**SHORT PROBLEM**
Gather the lines from the material that contain "JSON".
-------- DATA SUPPLIED
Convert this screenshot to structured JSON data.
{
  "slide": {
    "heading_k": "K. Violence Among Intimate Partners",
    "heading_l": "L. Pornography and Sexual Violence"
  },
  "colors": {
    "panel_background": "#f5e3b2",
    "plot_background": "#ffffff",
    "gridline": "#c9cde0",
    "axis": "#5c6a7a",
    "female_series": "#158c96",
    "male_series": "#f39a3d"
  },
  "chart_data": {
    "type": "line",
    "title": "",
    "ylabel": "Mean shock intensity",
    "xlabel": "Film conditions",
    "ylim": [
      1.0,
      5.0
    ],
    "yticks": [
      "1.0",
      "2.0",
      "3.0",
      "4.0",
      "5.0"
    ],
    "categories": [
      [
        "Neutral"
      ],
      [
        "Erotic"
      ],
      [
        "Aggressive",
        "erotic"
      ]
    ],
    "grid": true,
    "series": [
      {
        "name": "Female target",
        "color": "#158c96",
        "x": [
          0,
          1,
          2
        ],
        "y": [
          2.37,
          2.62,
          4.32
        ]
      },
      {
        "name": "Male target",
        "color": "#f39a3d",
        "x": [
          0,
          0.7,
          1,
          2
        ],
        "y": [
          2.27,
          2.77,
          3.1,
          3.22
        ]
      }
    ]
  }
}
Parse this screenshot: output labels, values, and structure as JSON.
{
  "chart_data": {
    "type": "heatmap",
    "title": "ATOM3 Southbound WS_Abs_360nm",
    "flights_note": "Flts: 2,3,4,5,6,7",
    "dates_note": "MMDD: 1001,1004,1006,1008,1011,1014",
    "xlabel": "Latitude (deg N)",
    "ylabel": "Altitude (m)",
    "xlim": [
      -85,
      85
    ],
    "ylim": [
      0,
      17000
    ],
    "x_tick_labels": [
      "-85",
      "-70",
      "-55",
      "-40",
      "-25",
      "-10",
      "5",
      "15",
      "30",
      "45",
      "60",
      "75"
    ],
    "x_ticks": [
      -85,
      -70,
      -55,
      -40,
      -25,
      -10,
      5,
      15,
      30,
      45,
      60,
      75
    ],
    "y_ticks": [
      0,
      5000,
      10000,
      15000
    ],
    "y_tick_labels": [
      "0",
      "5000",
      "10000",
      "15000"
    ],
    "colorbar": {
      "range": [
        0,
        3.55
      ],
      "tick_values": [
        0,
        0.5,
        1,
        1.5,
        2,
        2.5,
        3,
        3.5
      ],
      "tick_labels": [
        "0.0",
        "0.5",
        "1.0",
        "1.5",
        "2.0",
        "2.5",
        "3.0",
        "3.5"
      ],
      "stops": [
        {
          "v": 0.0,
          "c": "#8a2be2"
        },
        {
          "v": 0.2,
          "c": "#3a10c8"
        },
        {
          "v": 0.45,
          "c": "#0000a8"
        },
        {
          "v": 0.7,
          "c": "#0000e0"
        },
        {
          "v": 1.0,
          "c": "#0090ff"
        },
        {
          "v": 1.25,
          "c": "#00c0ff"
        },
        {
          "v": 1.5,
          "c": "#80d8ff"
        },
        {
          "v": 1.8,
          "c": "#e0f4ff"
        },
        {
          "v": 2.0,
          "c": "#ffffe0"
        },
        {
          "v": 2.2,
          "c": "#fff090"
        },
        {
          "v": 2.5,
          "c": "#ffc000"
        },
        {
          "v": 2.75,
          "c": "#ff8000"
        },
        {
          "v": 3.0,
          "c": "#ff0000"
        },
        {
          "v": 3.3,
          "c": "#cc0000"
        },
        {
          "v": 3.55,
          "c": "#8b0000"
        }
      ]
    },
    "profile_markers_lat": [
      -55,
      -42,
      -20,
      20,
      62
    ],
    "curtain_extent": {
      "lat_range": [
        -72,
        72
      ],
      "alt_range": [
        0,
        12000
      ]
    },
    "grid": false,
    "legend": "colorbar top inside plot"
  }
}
----------------
**REPLY**
Convert this screenshot to structured JSON data.
Parse this screenshot: output labels, values, and structure as JSON.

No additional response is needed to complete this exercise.